**Supplied data**
** BEGIN **

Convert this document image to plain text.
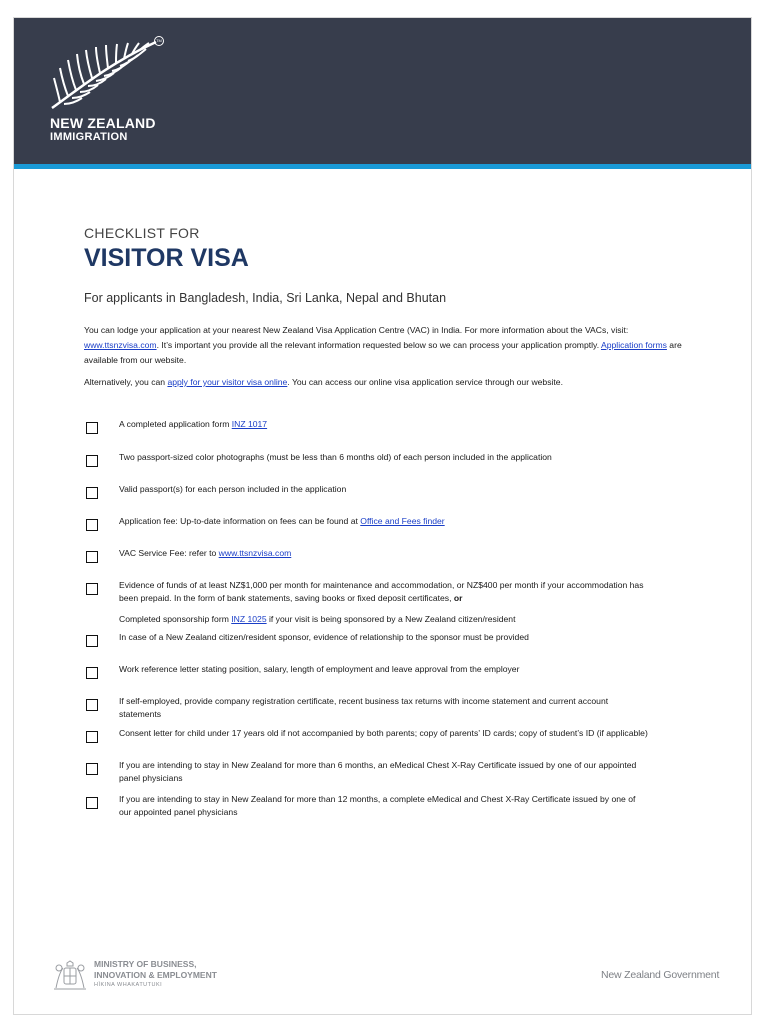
TM
NEW ZEALAND
IMMIGRATION
CHECKLIST FOR
VISITOR VISA
For applicants in Bangladesh, India, Sri Lanka, Nepal and Bhutan
You can lodge your application at your nearest New Zealand Visa Application Centre (VAC) in India. For more information about the VACs, visit: www.ttsnzvisa.com. It’s important you provide all the relevant information requested below so we can process your application promptly. Application forms are available from our website.
Alternatively, you can apply for your visitor visa online. You can access our online visa application service through our website.
A completed application form INZ 1017
Two passport-sized color photographs (must be less than 6 months old) of each person included in the application
Valid passport(s) for each person included in the application
Application fee: Up-to-date information on fees can be found at Office and Fees finder
VAC Service Fee: refer to www.ttsnzvisa.com
Evidence of funds of at least NZ$1,000 per month for maintenance and accommodation, or NZ$400 per month if your accommodation has been prepaid. In the form of bank statements, saving books or fixed deposit certificates, or
Completed sponsorship form INZ 1025 if your visit is being sponsored by a New Zealand citizen/resident
In case of a New Zealand citizen/resident sponsor, evidence of relationship to the sponsor must be provided
Work reference letter stating position, salary, length of employment and leave approval from the employer
If self-employed, provide company registration certificate, recent business tax returns with income statement and current account statements
Consent letter for child under 17 years old if not accompanied by both parents; copy of parents’ ID cards; copy of student’s ID (if applicable)
If you are intending to stay in New Zealand for more than 6 months, an eMedical Chest X-Ray Certificate issued by one of our appointed panel physicians
If you are intending to stay in New Zealand for more than 12 months, a complete eMedical and Chest X-Ray Certificate issued by one of our appointed panel physicians
MINISTRY OF BUSINESS,
INNOVATION & EMPLOYMENT
HĪKINA WHAKATUTUKI
New Zealand Government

** END **

**Aim of the exercise**
Repeat each entry exactly as it appears; skip any picture.

**Expected answer**
Convert this document image to plain text.
TM
NEW ZEALAND
IMMIGRATION
CHECKLIST FOR
VISITOR VISA
For applicants in Bangladesh, India, Sri Lanka, Nepal and Bhutan
You can lodge your application at your nearest New Zealand Visa Application Centre (VAC) in India. For more information about the VACs, visit: www.ttsnzvisa.com. It’s important you provide all the relevant information requested below so we can process your application promptly. Application forms are available from our website.
Alternatively, you can apply for your visitor visa online. You can access our online visa application service through our website.
A completed application form INZ 1017
Two passport-sized color photographs (must be less than 6 months old) of each person included in the application
Valid passport(s) for each person included in the application
Application fee: Up-to-date information on fees can be found at Office and Fees finder
VAC Service Fee: refer to www.ttsnzvisa.com
Evidence of funds of at least NZ$1,000 per month for maintenance and accommodation, or NZ$400 per month if your accommodation has been prepaid. In the form of bank statements, saving books or fixed deposit certificates, or
Completed sponsorship form INZ 1025 if your visit is being sponsored by a New Zealand citizen/resident
In case of a New Zealand citizen/resident sponsor, evidence of relationship to the sponsor must be provided
Work reference letter stating position, salary, length of employment and leave approval from the employer
If self-employed, provide company registration certificate, recent business tax returns with income statement and current account statements
Consent letter for child under 17 years old if not accompanied by both parents; copy of parents’ ID cards; copy of student’s ID (if applicable)
If you are intending to stay in New Zealand for more than 6 months, an eMedical Chest X-Ray Certificate issued by one of our appointed panel physicians
If you are intending to stay in New Zealand for more than 12 months, a complete eMedical and Chest X-Ray Certificate issued by one of our appointed panel physicians
MINISTRY OF BUSINESS,
INNOVATION & EMPLOYMENT
HĪKINA WHAKATUTUKI
New Zealand Government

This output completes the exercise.